• **Goal of the exercise**:
Produce an exact copy of all the records.

• **Data supplied**:
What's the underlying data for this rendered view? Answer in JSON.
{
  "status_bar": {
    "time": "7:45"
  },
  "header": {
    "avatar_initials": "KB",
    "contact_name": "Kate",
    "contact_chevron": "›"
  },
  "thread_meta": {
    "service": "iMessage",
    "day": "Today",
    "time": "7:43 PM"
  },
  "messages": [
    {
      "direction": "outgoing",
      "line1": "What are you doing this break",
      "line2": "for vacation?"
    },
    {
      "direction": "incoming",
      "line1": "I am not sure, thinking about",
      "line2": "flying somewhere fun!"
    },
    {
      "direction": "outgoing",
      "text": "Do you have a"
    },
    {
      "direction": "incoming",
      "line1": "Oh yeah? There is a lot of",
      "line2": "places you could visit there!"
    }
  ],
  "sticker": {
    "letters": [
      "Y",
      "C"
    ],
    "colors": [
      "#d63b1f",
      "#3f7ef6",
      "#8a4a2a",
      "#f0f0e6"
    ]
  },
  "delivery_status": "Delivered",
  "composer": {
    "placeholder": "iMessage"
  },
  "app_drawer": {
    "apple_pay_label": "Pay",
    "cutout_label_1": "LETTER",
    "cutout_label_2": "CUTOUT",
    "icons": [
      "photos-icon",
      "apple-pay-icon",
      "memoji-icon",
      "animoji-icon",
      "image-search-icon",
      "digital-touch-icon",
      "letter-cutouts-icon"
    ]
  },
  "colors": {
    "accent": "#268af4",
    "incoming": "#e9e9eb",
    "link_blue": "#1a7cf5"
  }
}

• **Response below**:
What's the underlying data for this rendered view? Answer in JSON.
{
  "status_bar": {
    "time": "7:45"
  },
  "header": {
    "avatar_initials": "KB",
    "contact_name": "Kate",
    "contact_chevron": "›"
  },
  "thread_meta": {
    "service": "iMessage",
    "day": "Today",
    "time": "7:43 PM"
  },
  "messages": [
    {
      "direction": "outgoing",
      "line1": "What are you doing this break",
      "line2": "for vacation?"
    },
    {
      "direction": "incoming",
      "line1": "I am not sure, thinking about",
      "line2": "flying somewhere fun!"
    },
    {
      "direction": "outgoing",
      "text": "Do you have a"
    },
    {
      "direction": "incoming",
      "line1": "Oh yeah? There is a lot of",
      "line2": "places you could visit there!"
    }
  ],
  "sticker": {
    "letters": [
      "Y",
      "C"
    ],
    "colors": [
      "#d63b1f",
      "#3f7ef6",
      "#8a4a2a",
      "#f0f0e6"
    ]
  },
  "delivery_status": "Delivered",
  "composer": {
    "placeholder": "iMessage"
  },
  "app_drawer": {
    "apple_pay_label": "Pay",
    "cutout_label_1": "LETTER",
    "cutout_label_2": "CUTOUT",
    "icons": [
      "photos-icon",
      "apple-pay-icon",
      "memoji-icon",
      "animoji-icon",
      "image-search-icon",
      "digital-touch-icon",
      "letter-cutouts-icon"
    ]
  },
  "colors": {
    "accent": "#268af4",
    "incoming": "#e9e9eb",
    "link_blue": "#1a7cf5"
  }
}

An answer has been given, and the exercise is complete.